→ Set problem 1
Copy out word for word the part of the article on New Zealand's domestic violence leave law starting with "Lawmakers from across" and going on through "incidents a year.".
→ Set problem 2
Answer these questions using the article on New Zealand's domestic violence leave law:
(a) By what vote did the Domestic Violence Victims' Protection Bill pass?
(b) From when can victims get 10 days of paid leave?
(c) Which country passed a similar measure in 2004?

→ Document segment
_ _ _ _ _ _ _
New Zealand is now among the first countries to give paid leave to victims of domestic violence so they can escape their partners.

Lawmakers from across the political divide in the South Pacific nation's parliament clapped when the Domestic Violence Victims' Protection Bill passed by 63 votes to 57.

The move is expected to ease rates of domestic violence which are among the highest in the developed world with police dealing with around 120,000 incidents a year.

Green MP Jan Logie, who was behind the initiative, said the bill was about "changing the cultural norms and saying 'we all have a stake in this and it's not OK,'" The Guardian reported.

Starting from April 2019, victims of domestic violence can get 10 days paid leave from work separate from annual leave and sick leave entitlements.

They will also have access to flexible work conditions to make sure they are safe, including changing their workplace, email address and having their contact details removed from company databases so they cannot be tracked by ex-partners.

Logie said: "I'm beyond delighted to see this law finally become a reality. This is a win for victims, a win for employers and a win for society," reported.

Ang Jury, the chief executive of domestic violence charity Women's Refuge, said the bill would help partners protect themselves and their children.

"We know women's economic situation is pivotal to her choices that decides what she can and can't do. If she can retain her job and retain the confidence of her employer, whilst still dealing with domestic issues, then that is great news."

However, New Zealand's National Party said the law could deter employers from hiring victims. The right-of-center party's justice spokesperson Mark Mitchell told Newshub: "Jan Logie's Bill is not going to prevent or stop one domestic violence attack against a woman."

He said that if the government supported the law they should fund it, rather than allow small and medium-size businesses to foot the bill.

New Zealand is not the first country to pass a law to give paid leave to domestic violence victims. In 2004, the Philippines passed a similar measure. In recent years, laws were put in place in a number of Canadian provinces.

Australia's government has said it would legislate for five days' unpaid family violence leave, although unions in the country had been pushing for 10 days, SBS News reported.
_ _ _ _ _ _ _
→ Data section
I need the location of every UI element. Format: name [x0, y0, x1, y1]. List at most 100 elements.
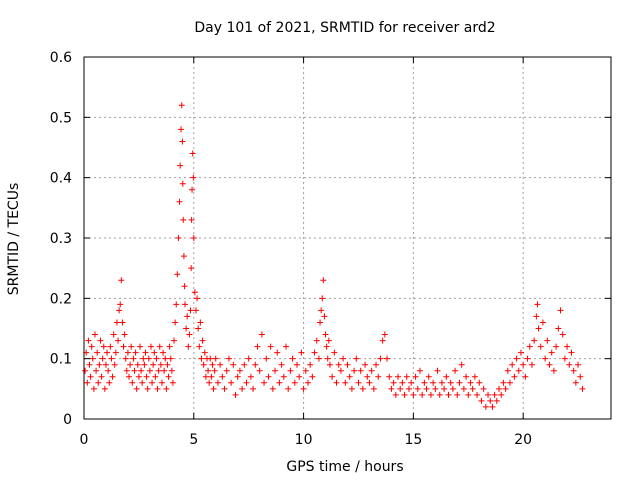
_ _ _ _ _ _ _
→ Exercise answer 1
Lawmakers from across the political divide in the South Pacific nation's parliament clapped when the Domestic Violence Victims' Protection Bill passed by 63 votes to 57.

The move is expected to ease rates of domestic violence which are among the highest in the developed world with police dealing with around 120,000 incidents a year.

→ Exercise answer 2
(a) 63 votes to 57
(b) April 2019
(c) The Philippines